## The request
Extract the whole listing as it stands. Do not include the pictures.

## Items
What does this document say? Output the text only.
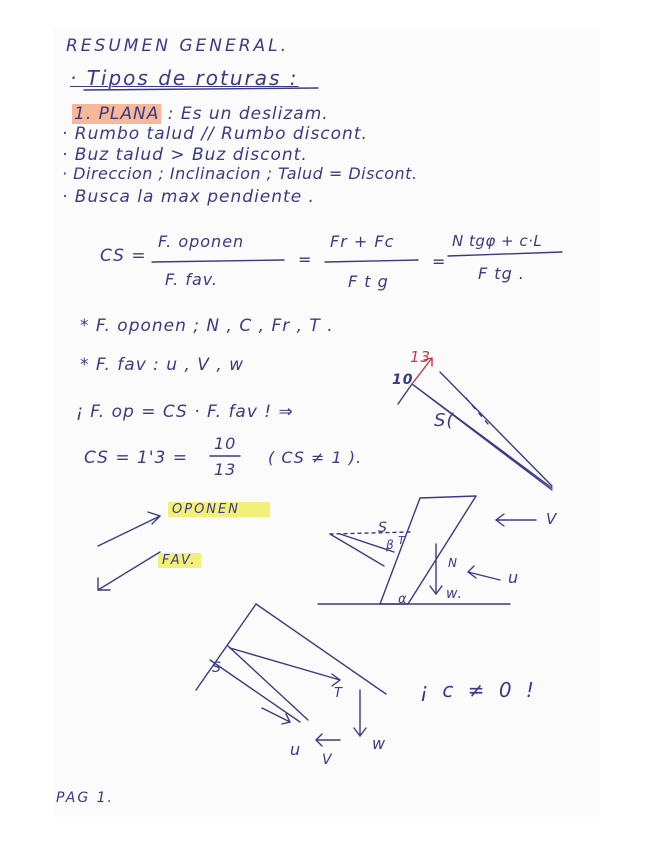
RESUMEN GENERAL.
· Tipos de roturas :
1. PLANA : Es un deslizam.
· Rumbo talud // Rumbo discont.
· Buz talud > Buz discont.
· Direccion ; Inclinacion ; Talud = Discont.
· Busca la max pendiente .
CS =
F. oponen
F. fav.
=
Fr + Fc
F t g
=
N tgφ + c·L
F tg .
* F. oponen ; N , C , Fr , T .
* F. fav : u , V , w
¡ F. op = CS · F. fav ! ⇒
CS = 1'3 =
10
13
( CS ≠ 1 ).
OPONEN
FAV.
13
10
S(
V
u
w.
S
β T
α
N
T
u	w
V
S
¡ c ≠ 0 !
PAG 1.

## Complete response
What does this document say? Output the text only.
RESUMEN GENERAL.
· Tipos de roturas :
1. PLANA : Es un deslizam.
· Rumbo talud // Rumbo discont.
· Buz talud > Buz discont.
· Direccion ; Inclinacion ; Talud = Discont.
· Busca la max pendiente .
CS =
F. oponen
F. fav.
=
Fr + Fc
F t g
=
N tgφ + c·L
F tg .
* F. oponen ; N , C , Fr , T .
* F. fav : u , V , w
¡ F. op = CS · F. fav ! ⇒
CS = 1'3 =
10
13
( CS ≠ 1 ).
OPONEN
FAV.
13
10
S(
V
u
w.
S
β T
α
N
T
u	w
V
S
¡ c ≠ 0 !
PAG 1.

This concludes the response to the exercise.